Given problem
Keep every line where the word "Long" appears; drop the rest.

● ● ● ● ●

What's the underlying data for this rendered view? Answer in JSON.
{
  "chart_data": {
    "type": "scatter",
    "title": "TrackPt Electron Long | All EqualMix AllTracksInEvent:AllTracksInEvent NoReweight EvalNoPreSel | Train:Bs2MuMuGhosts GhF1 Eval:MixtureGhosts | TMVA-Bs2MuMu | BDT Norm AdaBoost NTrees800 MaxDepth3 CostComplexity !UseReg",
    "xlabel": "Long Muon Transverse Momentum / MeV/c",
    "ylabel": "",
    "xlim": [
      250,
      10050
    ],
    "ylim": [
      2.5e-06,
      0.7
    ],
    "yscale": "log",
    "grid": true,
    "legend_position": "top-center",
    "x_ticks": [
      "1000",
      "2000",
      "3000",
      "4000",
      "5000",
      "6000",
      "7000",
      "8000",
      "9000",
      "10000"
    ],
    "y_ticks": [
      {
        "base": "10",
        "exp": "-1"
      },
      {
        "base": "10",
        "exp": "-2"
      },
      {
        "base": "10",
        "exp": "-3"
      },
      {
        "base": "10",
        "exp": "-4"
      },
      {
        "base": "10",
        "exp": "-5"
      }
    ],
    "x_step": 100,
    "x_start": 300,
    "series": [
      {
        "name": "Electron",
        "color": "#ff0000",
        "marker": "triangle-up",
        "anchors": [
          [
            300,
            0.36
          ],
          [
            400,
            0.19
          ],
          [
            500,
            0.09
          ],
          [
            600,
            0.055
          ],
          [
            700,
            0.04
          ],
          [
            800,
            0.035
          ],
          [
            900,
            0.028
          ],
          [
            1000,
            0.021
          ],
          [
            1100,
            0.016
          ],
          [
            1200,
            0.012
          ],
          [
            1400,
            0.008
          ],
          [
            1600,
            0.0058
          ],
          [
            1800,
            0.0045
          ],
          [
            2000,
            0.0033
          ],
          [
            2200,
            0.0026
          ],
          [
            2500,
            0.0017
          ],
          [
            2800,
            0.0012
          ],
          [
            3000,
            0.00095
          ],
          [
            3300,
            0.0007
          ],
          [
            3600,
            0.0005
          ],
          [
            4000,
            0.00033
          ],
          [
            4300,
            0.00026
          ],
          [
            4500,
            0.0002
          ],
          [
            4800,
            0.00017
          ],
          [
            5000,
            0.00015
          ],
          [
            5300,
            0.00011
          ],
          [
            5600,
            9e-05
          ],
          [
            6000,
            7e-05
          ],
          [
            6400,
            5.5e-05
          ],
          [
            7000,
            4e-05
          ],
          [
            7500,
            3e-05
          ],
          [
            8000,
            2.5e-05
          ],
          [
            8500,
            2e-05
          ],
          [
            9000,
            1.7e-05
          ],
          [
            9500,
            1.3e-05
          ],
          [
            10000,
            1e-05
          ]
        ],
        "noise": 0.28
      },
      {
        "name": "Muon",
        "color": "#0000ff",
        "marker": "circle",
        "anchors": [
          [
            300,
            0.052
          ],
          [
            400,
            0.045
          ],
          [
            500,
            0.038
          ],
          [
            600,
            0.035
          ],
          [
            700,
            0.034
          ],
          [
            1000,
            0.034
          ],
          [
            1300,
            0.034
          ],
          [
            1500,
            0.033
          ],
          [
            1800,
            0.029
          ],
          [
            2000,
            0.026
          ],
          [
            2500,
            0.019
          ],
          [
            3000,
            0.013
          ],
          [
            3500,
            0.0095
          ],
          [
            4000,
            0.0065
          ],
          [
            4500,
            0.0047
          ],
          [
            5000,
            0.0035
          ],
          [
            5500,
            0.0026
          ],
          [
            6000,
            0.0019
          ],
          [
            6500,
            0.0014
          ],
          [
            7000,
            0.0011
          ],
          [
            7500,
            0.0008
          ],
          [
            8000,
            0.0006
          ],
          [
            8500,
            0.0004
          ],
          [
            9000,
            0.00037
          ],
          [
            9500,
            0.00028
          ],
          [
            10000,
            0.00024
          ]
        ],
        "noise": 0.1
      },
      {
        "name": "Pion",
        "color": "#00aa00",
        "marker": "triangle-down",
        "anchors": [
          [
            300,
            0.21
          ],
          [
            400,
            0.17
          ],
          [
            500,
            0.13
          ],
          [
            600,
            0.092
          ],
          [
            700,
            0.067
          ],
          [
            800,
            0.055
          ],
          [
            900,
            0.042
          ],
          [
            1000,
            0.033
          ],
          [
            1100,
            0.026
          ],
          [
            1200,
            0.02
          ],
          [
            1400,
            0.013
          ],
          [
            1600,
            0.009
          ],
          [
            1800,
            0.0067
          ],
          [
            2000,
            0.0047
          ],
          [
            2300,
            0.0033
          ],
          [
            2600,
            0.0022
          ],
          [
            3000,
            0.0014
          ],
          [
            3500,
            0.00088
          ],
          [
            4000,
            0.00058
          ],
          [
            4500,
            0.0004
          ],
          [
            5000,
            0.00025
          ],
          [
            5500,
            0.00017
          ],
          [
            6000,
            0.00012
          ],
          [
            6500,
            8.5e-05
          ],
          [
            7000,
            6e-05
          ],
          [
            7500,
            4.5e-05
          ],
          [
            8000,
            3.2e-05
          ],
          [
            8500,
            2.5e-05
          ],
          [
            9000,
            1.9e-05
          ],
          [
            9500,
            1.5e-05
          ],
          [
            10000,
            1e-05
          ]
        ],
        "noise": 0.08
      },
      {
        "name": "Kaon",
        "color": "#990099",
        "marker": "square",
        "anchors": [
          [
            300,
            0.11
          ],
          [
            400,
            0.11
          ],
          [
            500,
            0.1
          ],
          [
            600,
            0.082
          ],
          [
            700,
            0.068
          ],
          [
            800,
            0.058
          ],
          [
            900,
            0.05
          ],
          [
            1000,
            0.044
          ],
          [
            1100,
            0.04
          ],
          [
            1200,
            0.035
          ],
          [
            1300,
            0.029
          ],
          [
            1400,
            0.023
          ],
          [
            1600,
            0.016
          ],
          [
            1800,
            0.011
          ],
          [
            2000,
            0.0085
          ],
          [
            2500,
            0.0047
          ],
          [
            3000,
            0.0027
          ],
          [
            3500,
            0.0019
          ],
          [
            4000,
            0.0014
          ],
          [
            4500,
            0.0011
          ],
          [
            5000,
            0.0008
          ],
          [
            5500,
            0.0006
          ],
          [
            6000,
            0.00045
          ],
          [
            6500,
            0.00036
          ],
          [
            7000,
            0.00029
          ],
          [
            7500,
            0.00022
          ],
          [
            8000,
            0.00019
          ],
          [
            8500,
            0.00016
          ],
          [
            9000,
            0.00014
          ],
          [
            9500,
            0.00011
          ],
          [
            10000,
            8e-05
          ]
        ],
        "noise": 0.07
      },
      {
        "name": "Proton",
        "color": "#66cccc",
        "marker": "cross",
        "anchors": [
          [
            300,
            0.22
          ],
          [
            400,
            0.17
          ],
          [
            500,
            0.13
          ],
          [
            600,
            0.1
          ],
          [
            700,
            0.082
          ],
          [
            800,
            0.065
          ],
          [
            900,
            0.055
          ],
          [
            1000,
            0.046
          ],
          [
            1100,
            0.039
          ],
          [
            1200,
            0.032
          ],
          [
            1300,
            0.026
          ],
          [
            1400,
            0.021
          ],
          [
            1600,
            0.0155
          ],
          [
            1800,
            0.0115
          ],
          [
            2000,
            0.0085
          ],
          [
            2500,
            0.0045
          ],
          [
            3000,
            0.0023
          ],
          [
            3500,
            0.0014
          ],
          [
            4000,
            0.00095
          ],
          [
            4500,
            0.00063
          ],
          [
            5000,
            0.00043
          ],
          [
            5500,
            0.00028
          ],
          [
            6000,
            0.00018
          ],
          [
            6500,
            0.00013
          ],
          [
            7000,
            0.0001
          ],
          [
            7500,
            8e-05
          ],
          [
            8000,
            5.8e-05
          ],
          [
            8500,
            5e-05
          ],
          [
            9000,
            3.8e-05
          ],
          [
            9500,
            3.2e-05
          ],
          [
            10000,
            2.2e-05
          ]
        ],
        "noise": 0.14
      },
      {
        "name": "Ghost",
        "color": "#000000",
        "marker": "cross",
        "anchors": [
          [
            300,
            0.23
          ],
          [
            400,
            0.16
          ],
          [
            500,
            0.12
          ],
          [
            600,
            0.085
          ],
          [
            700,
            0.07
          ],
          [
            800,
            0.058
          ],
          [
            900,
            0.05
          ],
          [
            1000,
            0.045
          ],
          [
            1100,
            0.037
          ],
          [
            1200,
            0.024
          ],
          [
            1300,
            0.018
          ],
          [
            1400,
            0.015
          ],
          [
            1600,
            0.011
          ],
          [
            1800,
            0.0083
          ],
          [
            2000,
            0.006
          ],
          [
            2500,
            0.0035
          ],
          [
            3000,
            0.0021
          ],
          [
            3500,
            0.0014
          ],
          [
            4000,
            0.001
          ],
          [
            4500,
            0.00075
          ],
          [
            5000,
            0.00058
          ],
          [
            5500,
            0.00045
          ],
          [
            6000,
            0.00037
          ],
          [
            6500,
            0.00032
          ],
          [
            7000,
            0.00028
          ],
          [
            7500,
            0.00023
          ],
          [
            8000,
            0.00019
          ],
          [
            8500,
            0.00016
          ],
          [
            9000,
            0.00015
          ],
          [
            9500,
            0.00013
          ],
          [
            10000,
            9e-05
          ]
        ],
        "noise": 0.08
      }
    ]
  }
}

● ● ● ● ●

Exercise response
    "title": "TrackPt Electron Long | All EqualMix AllTracksInEvent:AllTracksInEvent NoReweight EvalNoPreSel | Train:Bs2MuMuGhosts GhF1 Eval:MixtureGhosts | TMVA-Bs2MuMu | BDT Norm AdaBoost NTrees800 MaxDepth3 CostComplexity !UseReg",
    "xlabel": "Long Muon Transverse Momentum / MeV/c",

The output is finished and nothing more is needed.